## DATA FOR THIS EXERCISE
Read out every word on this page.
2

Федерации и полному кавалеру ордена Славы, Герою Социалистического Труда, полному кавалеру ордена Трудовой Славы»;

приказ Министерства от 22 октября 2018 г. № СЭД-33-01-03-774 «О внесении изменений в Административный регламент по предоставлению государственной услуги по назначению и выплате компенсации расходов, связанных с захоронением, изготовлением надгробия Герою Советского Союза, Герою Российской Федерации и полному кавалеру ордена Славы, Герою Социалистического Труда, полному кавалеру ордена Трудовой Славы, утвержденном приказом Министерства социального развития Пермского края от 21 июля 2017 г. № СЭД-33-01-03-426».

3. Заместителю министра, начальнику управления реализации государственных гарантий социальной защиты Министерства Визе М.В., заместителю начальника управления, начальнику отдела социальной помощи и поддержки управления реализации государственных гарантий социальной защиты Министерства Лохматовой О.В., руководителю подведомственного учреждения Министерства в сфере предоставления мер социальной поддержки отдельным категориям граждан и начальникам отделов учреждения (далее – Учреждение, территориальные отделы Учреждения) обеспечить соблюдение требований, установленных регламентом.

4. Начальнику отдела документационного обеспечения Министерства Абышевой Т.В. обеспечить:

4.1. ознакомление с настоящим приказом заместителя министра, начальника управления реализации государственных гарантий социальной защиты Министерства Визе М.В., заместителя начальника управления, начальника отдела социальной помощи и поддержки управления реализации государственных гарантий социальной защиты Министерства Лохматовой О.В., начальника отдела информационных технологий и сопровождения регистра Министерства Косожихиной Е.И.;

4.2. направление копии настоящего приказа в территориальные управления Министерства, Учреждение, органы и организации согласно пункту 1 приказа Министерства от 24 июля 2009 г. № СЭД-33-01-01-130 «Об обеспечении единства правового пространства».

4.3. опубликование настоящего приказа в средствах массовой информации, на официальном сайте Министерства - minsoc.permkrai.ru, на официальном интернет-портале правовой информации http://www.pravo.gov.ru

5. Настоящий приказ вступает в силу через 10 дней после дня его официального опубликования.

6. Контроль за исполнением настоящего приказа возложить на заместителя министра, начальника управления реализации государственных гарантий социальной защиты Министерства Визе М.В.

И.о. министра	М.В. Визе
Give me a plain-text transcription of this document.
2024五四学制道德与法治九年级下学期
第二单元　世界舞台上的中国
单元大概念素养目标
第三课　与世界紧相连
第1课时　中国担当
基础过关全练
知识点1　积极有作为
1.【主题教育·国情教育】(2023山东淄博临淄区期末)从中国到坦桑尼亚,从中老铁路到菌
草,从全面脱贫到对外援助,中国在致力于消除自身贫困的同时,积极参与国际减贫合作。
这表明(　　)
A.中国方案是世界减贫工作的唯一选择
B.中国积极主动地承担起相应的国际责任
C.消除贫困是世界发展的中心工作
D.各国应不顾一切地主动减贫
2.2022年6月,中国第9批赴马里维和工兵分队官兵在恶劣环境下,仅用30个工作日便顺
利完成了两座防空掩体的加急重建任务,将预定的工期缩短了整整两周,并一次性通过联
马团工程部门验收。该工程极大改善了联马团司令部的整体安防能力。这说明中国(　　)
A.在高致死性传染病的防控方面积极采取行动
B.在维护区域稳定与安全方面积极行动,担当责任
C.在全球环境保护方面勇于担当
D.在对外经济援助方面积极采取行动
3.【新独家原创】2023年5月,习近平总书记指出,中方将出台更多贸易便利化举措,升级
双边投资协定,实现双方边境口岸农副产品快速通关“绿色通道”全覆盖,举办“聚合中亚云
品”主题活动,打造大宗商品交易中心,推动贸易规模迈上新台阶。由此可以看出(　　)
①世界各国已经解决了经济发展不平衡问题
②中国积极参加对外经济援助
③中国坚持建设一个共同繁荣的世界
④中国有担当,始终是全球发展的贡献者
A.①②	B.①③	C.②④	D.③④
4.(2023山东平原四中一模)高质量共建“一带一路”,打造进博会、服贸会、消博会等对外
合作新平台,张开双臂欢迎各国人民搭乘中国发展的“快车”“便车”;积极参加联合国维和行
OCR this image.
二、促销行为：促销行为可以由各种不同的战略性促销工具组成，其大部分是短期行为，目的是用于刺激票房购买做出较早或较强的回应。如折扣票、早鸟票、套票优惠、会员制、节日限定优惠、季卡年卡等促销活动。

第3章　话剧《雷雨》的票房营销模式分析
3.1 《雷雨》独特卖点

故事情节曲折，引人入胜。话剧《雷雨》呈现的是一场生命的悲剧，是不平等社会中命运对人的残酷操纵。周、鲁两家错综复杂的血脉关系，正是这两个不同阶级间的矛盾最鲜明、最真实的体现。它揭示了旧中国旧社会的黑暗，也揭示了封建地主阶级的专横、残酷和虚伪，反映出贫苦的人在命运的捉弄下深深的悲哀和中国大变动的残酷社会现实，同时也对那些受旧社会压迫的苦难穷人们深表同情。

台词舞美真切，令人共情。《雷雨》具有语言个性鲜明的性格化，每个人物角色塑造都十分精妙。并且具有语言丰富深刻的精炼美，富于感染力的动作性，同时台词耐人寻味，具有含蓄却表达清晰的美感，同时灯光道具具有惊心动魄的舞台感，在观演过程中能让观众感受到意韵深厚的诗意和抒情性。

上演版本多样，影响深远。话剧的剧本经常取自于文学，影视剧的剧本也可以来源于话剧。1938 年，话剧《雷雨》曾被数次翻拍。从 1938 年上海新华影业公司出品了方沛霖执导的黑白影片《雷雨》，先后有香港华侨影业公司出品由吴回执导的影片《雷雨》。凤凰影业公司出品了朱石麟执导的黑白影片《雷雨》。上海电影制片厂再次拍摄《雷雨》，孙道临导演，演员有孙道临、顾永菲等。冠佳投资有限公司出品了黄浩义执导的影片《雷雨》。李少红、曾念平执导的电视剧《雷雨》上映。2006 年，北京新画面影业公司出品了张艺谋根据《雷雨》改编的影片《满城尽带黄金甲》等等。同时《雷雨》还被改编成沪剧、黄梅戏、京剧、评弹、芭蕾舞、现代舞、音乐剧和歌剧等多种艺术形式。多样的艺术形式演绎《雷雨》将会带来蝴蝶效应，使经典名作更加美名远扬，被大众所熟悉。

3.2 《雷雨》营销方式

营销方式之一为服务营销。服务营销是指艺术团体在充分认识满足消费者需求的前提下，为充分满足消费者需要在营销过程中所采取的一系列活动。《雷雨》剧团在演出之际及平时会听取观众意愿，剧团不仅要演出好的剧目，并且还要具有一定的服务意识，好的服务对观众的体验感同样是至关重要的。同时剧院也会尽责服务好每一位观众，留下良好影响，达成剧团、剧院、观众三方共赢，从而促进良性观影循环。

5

## WORK REQUIRED
Please restate the data word for word, every record included.

## PROBLEM SOLUTION
Read out every word on this page.
2

Федерации и полному кавалеру ордена Славы, Герою Социалистического Труда, полному кавалеру ордена Трудовой Славы»;

приказ Министерства от 22 октября 2018 г. № СЭД-33-01-03-774 «О внесении изменений в Административный регламент по предоставлению государственной услуги по назначению и выплате компенсации расходов, связанных с захоронением, изготовлением надгробия Герою Советского Союза, Герою Российской Федерации и полному кавалеру ордена Славы, Герою Социалистического Труда, полному кавалеру ордена Трудовой Славы, утвержденном приказом Министерства социального развития Пермского края от 21 июля 2017 г. № СЭД-33-01-03-426».

3. Заместителю министра, начальнику управления реализации государственных гарантий социальной защиты Министерства Визе М.В., заместителю начальника управления, начальнику отдела социальной помощи и поддержки управления реализации государственных гарантий социальной защиты Министерства Лохматовой О.В., руководителю подведомственного учреждения Министерства в сфере предоставления мер социальной поддержки отдельным категориям граждан и начальникам отделов учреждения (далее – Учреждение, территориальные отделы Учреждения) обеспечить соблюдение требований, установленных регламентом.

4. Начальнику отдела документационного обеспечения Министерства Абышевой Т.В. обеспечить:

4.1. ознакомление с настоящим приказом заместителя министра, начальника управления реализации государственных гарантий социальной защиты Министерства Визе М.В., заместителя начальника управления, начальника отдела социальной помощи и поддержки управления реализации государственных гарантий социальной защиты Министерства Лохматовой О.В., начальника отдела информационных технологий и сопровождения регистра Министерства Косожихиной Е.И.;

4.2. направление копии настоящего приказа в территориальные управления Министерства, Учреждение, органы и организации согласно пункту 1 приказа Министерства от 24 июля 2009 г. № СЭД-33-01-01-130 «Об обеспечении единства правового пространства».

4.3. опубликование настоящего приказа в средствах массовой информации, на официальном сайте Министерства - minsoc.permkrai.ru, на официальном интернет-портале правовой информации http://www.pravo.gov.ru

5. Настоящий приказ вступает в силу через 10 дней после дня его официального опубликования.

6. Контроль за исполнением настоящего приказа возложить на заместителя министра, начальника управления реализации государственных гарантий социальной защиты Министерства Визе М.В.

И.о. министра	М.В. Визе
Give me a plain-text transcription of this document.
2024五四学制道德与法治九年级下学期
第二单元　世界舞台上的中国
单元大概念素养目标
第三课　与世界紧相连
第1课时　中国担当
基础过关全练
知识点1　积极有作为
1.【主题教育·国情教育】(2023山东淄博临淄区期末)从中国到坦桑尼亚,从中老铁路到菌
草,从全面脱贫到对外援助,中国在致力于消除自身贫困的同时,积极参与国际减贫合作。
这表明(　　)
A.中国方案是世界减贫工作的唯一选择
B.中国积极主动地承担起相应的国际责任
C.消除贫困是世界发展的中心工作
D.各国应不顾一切地主动减贫
2.2022年6月,中国第9批赴马里维和工兵分队官兵在恶劣环境下,仅用30个工作日便顺
利完成了两座防空掩体的加急重建任务,将预定的工期缩短了整整两周,并一次性通过联
马团工程部门验收。该工程极大改善了联马团司令部的整体安防能力。这说明中国(　　)
A.在高致死性传染病的防控方面积极采取行动
B.在维护区域稳定与安全方面积极行动,担当责任
C.在全球环境保护方面勇于担当
D.在对外经济援助方面积极采取行动
3.【新独家原创】2023年5月,习近平总书记指出,中方将出台更多贸易便利化举措,升级
双边投资协定,实现双方边境口岸农副产品快速通关“绿色通道”全覆盖,举办“聚合中亚云
品”主题活动,打造大宗商品交易中心,推动贸易规模迈上新台阶。由此可以看出(　　)
①世界各国已经解决了经济发展不平衡问题
②中国积极参加对外经济援助
③中国坚持建设一个共同繁荣的世界
④中国有担当,始终是全球发展的贡献者
A.①②	B.①③	C.②④	D.③④
4.(2023山东平原四中一模)高质量共建“一带一路”,打造进博会、服贸会、消博会等对外
合作新平台,张开双臂欢迎各国人民搭乘中国发展的“快车”“便车”;积极参加联合国维和行
OCR this image.
二、促销行为：促销行为可以由各种不同的战略性促销工具组成，其大部分是短期行为，目的是用于刺激票房购买做出较早或较强的回应。如折扣票、早鸟票、套票优惠、会员制、节日限定优惠、季卡年卡等促销活动。

第3章　话剧《雷雨》的票房营销模式分析
3.1 《雷雨》独特卖点

故事情节曲折，引人入胜。话剧《雷雨》呈现的是一场生命的悲剧，是不平等社会中命运对人的残酷操纵。周、鲁两家错综复杂的血脉关系，正是这两个不同阶级间的矛盾最鲜明、最真实的体现。它揭示了旧中国旧社会的黑暗，也揭示了封建地主阶级的专横、残酷和虚伪，反映出贫苦的人在命运的捉弄下深深的悲哀和中国大变动的残酷社会现实，同时也对那些受旧社会压迫的苦难穷人们深表同情。

台词舞美真切，令人共情。《雷雨》具有语言个性鲜明的性格化，每个人物角色塑造都十分精妙。并且具有语言丰富深刻的精炼美，富于感染力的动作性，同时台词耐人寻味，具有含蓄却表达清晰的美感，同时灯光道具具有惊心动魄的舞台感，在观演过程中能让观众感受到意韵深厚的诗意和抒情性。

上演版本多样，影响深远。话剧的剧本经常取自于文学，影视剧的剧本也可以来源于话剧。1938 年，话剧《雷雨》曾被数次翻拍。从 1938 年上海新华影业公司出品了方沛霖执导的黑白影片《雷雨》，先后有香港华侨影业公司出品由吴回执导的影片《雷雨》。凤凰影业公司出品了朱石麟执导的黑白影片《雷雨》。上海电影制片厂再次拍摄《雷雨》，孙道临导演，演员有孙道临、顾永菲等。冠佳投资有限公司出品了黄浩义执导的影片《雷雨》。李少红、曾念平执导的电视剧《雷雨》上映。2006 年，北京新画面影业公司出品了张艺谋根据《雷雨》改编的影片《满城尽带黄金甲》等等。同时《雷雨》还被改编成沪剧、黄梅戏、京剧、评弹、芭蕾舞、现代舞、音乐剧和歌剧等多种艺术形式。多样的艺术形式演绎《雷雨》将会带来蝴蝶效应，使经典名作更加美名远扬，被大众所熟悉。

3.2 《雷雨》营销方式

营销方式之一为服务营销。服务营销是指艺术团体在充分认识满足消费者需求的前提下，为充分满足消费者需要在营销过程中所采取的一系列活动。《雷雨》剧团在演出之际及平时会听取观众意愿，剧团不仅要演出好的剧目，并且还要具有一定的服务意识，好的服务对观众的体验感同样是至关重要的。同时剧院也会尽责服务好每一位观众，留下良好影响，达成剧团、剧院、观众三方共赢，从而促进良性观影循环。

5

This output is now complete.